## WORK TO COMPLETE
Across the material below, how many lines contain the word "times"? Give only the number.

* start GIVEN RECORDS *

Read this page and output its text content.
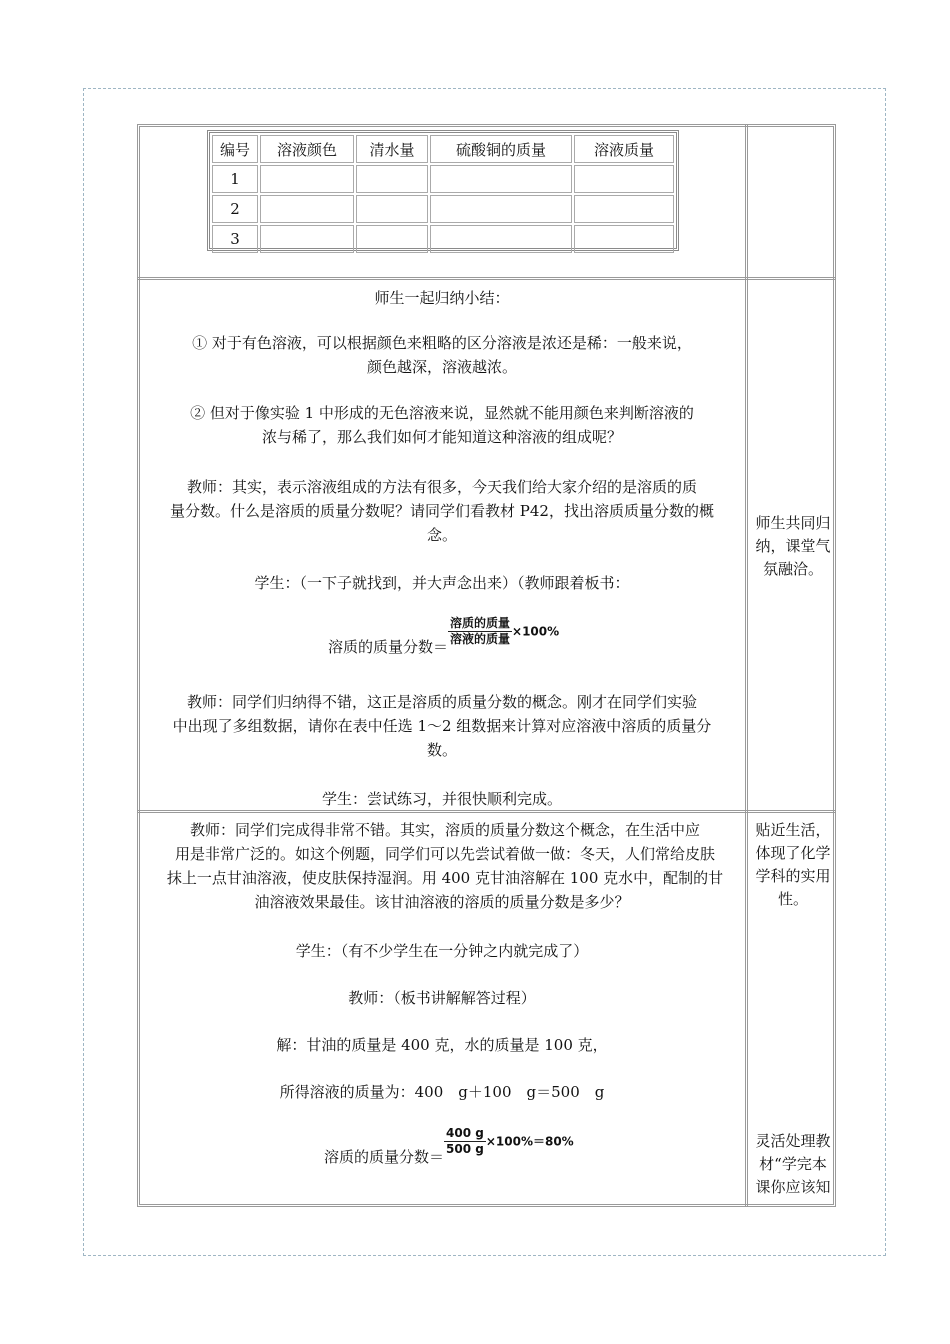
编号	溶液颜色	清水量	硫酸铜的质量	溶液质量
1				
2				
3				
师生一起归纳小结：
① 对于有色溶液，可以根据颜色来粗略的区分溶液是浓还是稀：一般来说，
颜色越深，溶液越浓。
② 但对于像实验 1 中形成的无色溶液来说，显然就不能用颜色来判断溶液的
浓与稀了，那么我们如何才能知道这种溶液的组成呢？
教师：其实，表示溶液组成的方法有很多，今天我们给大家介绍的是溶质的质
量分数。什么是溶质的质量分数呢？请同学们看教材 P42，找出溶质质量分数的概
念。
学生：（一下子就找到，并大声念出来）（教师跟着板书：
溶质的质量分数＝ $\frac{\text{溶质的质量}}{\text{溶液的质量}} \times 100\%$
教师：同学们归纳得不错，这正是溶质的质量分数的概念。刚才在同学们实验
中出现了多组数据，请你在表中任选 1～2 组数据来计算对应溶液中溶质的质量分
数。
学生：尝试练习，并很快顺利完成。
师生共同归
纳，课堂气
氛融洽。
教师：同学们完成得非常不错。其实，溶质的质量分数这个概念，在生活中应
用是非常广泛的。如这个例题，同学们可以先尝试着做一做：冬天，人们常给皮肤
抹上一点甘油溶液，使皮肤保持湿润。用 400 克甘油溶解在 100 克水中，配制的甘
油溶液效果最佳。该甘油溶液的溶质的质量分数是多少？
学生：（有不少学生在一分钟之内就完成了）
教师：（板书讲解解答过程）
解：甘油的质量是 400 克，水的质量是 100 克，
所得溶液的质量为：400　g＋100　g＝500　g
溶质的质量分数＝ $\frac{400 g}{500 g} \times 100\%=80\%$
贴近生活，
体现了化学
学科的实用
性。
灵活处理教
材“学完本
课你应该知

* end GIVEN RECORDS *

## EXERCISE SOLUTION
2